Exercise prompt:
Carry the account of Katsu and the surrender of Edo Castle forward from its last sentence.

Provided text:

:::

In October 1867, Shogun Tokugawa Yoshinobu announced his abdication and the restoration of power to the emperor. In January 1868, civil war broke out near Kyoto between diehard oppositionists within the Tokugawa camp, and the forces of the new imperial government who were determined to annihilate the remnants of the Tokugawa, so that it would never rise again. The imperial forces, led by Saigo Takamori of Satsuma, were greatly outnumbered, but they routed the army of the former shogun in just three days. The new government’s leaders now demanded that Yoshinobu commit ritual suicide, and set March 15 as the date when 50,000 imperial troops would lay siege to Edo Castle, and subject the entire city to the flames of war.

Katsu desperately wanted to avoid a civil war, which he feared would incite foreign agression. Although sympathetic to the anti-Tokugawa cause, Katsu remained loyal to the Tokugawa bakufu during the Boshin War. He was bound by his duty, as a direct retainer of the Tokugawa, to serve in the best interest of his lord, Tokugawa Yoshinobu. In March 1868, Katsu, son of a petty samurai, was the most powerful man in Edo, with a fleet of 12 formidable warships at his disposal. As head of the Tokugawa army, he was determined to burn Edo Castle rather than relinquish it in battle, and to wage a bloody civil war against Saigo's imperial forces.

When Katsu was informed that the imperial government's attack was imminent, he wrote a letter to Saigo, pointing out that the retainers of the Tokugawa were an inseparable part of the new Japanese nation. Instead of fighting with one another, he said, the new government and the old must cooperate in order to deal with the very real threat of colonization by foreign powers, whose legations in Japan anxiously watched the great revolution which had consumed the Japanese nation for the past 15 years. Saigo responded by offering a set of conditions, including the peaceful surrender of Edo Castle, which must be met if war was to be avoided, the House of Tokugawa allowed to survive, and Yoshinobu's life spared. On March 14, one day before the planned attack, Katsu met with Saigo and accepted his conditions. He negotiated the surrender of Edo castle to Saigō Takamori and the Satcho Alliance on May 3, 1868, and became the historical figure who not only saved the lives and property of Edo's one million inhabitants, but the future of the entire Japanese nation. Katsu followed the last Shogun, Tokugawa Yoshinobu, into exile in Shizuoka.

:::

Study material:
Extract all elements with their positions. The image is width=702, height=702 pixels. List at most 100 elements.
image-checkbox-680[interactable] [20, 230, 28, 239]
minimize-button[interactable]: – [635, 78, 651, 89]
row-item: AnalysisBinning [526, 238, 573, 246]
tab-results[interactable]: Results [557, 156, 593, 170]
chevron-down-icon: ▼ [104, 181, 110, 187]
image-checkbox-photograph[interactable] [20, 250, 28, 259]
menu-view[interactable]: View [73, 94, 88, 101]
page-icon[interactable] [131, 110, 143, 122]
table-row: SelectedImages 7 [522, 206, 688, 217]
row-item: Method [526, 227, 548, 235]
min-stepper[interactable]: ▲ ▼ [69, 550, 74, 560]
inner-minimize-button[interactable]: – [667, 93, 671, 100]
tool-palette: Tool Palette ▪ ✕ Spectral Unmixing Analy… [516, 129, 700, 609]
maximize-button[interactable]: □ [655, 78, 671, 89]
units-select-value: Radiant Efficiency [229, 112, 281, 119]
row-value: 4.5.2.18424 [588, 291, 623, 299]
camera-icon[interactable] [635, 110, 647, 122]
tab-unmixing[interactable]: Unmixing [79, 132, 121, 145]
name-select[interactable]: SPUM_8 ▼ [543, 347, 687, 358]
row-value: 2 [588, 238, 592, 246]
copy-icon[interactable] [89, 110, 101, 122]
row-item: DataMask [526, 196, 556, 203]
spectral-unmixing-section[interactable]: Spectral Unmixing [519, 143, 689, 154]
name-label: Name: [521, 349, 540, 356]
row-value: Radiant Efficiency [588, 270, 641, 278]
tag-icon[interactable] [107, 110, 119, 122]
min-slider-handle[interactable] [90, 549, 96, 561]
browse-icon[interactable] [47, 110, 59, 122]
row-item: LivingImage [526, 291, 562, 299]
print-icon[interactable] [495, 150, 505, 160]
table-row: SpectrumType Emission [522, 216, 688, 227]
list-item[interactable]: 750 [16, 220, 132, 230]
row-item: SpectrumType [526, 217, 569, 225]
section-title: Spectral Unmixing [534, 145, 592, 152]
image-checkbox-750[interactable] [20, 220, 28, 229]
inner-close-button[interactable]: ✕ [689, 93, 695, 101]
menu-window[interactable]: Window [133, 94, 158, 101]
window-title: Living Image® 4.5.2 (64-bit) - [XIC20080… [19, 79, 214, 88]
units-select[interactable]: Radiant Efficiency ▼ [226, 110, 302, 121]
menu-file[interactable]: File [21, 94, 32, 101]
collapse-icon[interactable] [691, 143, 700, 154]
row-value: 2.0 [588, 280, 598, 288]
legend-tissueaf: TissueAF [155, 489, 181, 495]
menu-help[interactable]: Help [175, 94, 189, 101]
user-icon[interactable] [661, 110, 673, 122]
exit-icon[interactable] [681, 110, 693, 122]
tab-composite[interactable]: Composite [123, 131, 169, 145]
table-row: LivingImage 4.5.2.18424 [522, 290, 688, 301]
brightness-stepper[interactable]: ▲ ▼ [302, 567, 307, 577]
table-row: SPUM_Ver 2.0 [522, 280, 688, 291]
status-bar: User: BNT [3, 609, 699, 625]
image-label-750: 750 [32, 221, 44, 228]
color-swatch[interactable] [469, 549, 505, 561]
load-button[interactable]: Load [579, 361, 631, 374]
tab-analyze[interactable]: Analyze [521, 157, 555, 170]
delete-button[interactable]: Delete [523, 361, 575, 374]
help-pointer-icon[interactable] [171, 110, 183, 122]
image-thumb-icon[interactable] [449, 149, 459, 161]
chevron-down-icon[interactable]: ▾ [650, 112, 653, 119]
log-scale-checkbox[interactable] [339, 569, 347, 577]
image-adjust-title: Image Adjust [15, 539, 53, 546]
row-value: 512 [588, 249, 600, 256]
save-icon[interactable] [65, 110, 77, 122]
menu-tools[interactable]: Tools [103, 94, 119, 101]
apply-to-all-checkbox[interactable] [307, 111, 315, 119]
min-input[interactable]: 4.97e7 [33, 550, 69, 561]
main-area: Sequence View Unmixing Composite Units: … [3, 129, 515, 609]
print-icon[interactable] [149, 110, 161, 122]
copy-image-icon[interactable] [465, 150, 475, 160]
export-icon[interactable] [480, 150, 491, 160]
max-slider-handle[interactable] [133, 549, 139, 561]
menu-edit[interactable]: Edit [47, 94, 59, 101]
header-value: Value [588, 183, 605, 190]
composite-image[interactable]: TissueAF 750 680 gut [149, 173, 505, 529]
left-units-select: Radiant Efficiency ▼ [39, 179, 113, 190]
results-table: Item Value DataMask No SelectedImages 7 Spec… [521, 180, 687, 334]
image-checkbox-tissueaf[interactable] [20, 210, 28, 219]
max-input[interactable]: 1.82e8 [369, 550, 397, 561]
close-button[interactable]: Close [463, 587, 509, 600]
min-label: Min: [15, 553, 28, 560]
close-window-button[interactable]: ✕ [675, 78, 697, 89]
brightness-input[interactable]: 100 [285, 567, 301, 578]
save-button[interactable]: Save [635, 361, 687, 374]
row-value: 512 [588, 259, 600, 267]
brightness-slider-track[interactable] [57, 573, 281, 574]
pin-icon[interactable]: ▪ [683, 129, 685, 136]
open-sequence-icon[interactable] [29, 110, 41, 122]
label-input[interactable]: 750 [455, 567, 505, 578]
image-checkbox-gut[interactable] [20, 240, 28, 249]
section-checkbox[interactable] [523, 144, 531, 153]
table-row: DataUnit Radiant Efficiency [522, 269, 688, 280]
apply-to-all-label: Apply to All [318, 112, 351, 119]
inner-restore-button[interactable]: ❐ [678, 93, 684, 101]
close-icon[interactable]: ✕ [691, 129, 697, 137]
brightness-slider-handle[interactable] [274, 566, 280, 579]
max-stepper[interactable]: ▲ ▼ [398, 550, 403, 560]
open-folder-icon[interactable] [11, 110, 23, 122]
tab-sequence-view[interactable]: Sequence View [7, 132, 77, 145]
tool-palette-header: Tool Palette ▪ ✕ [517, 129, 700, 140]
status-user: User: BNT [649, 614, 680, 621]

:::

Answer for this exercise:
Later Years

Katsu returned briefly to government service as Vice Minister of the Imperial Japanese Navy in 1872, and first Minister of the Navy from 1873 until 1878. He was the most prominent of the former Tokugawa retainers who found employment within the new Meiji government. Although his influence within the Navy was minimal, as the Navy was largely dominated by a core of Satsuma officers, Katsu served in a senior advisory capacity on national policy. During the next two decades, Katsu served on the Privy Council and wrote extensively on naval issues until his death in 1899.

In 1887, he was elevated to the title of hakushaku (count) in the new kazoku peerage system.

Katsu recorded his memoirs in the book Hikawa Seiwa.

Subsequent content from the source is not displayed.